WHAT YOU NEED TO DO >> Quote the records that follow in full and exactly; leave out the pictures.

Saved entries
————

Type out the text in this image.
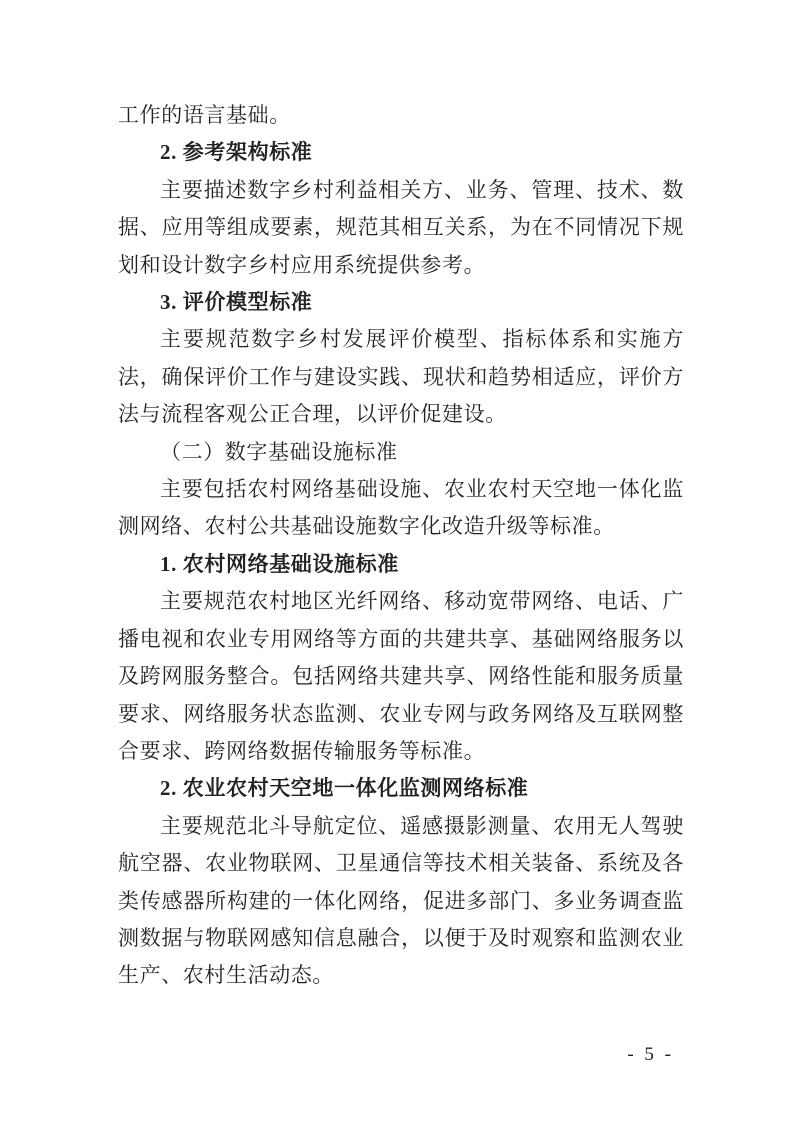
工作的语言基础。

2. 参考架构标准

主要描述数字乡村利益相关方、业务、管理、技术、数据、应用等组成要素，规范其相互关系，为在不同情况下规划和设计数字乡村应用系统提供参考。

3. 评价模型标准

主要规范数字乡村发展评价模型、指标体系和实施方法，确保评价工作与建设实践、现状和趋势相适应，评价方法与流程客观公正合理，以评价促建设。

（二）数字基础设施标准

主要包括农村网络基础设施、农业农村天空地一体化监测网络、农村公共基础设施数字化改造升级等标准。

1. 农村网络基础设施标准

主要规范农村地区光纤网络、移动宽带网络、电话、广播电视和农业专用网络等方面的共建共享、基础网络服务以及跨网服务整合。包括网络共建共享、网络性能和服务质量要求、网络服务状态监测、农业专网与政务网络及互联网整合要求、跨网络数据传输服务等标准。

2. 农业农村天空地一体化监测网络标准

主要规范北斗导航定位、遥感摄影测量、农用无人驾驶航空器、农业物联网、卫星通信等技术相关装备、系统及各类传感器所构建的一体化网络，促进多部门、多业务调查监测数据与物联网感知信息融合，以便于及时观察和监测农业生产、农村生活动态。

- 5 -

————

RESPONSE TO THE TASK >>
Type out the text in this image.
工作的语言基础。

2. 参考架构标准

主要描述数字乡村利益相关方、业务、管理、技术、数据、应用等组成要素，规范其相互关系，为在不同情况下规划和设计数字乡村应用系统提供参考。

3. 评价模型标准

主要规范数字乡村发展评价模型、指标体系和实施方法，确保评价工作与建设实践、现状和趋势相适应，评价方法与流程客观公正合理，以评价促建设。

（二）数字基础设施标准

主要包括农村网络基础设施、农业农村天空地一体化监测网络、农村公共基础设施数字化改造升级等标准。

1. 农村网络基础设施标准

主要规范农村地区光纤网络、移动宽带网络、电话、广播电视和农业专用网络等方面的共建共享、基础网络服务以及跨网服务整合。包括网络共建共享、网络性能和服务质量要求、网络服务状态监测、农业专网与政务网络及互联网整合要求、跨网络数据传输服务等标准。

2. 农业农村天空地一体化监测网络标准

主要规范北斗导航定位、遥感摄影测量、农用无人驾驶航空器、农业物联网、卫星通信等技术相关装备、系统及各类传感器所构建的一体化网络，促进多部门、多业务调查监测数据与物联网感知信息融合，以便于及时观察和监测农业生产、农村生活动态。

- 5 -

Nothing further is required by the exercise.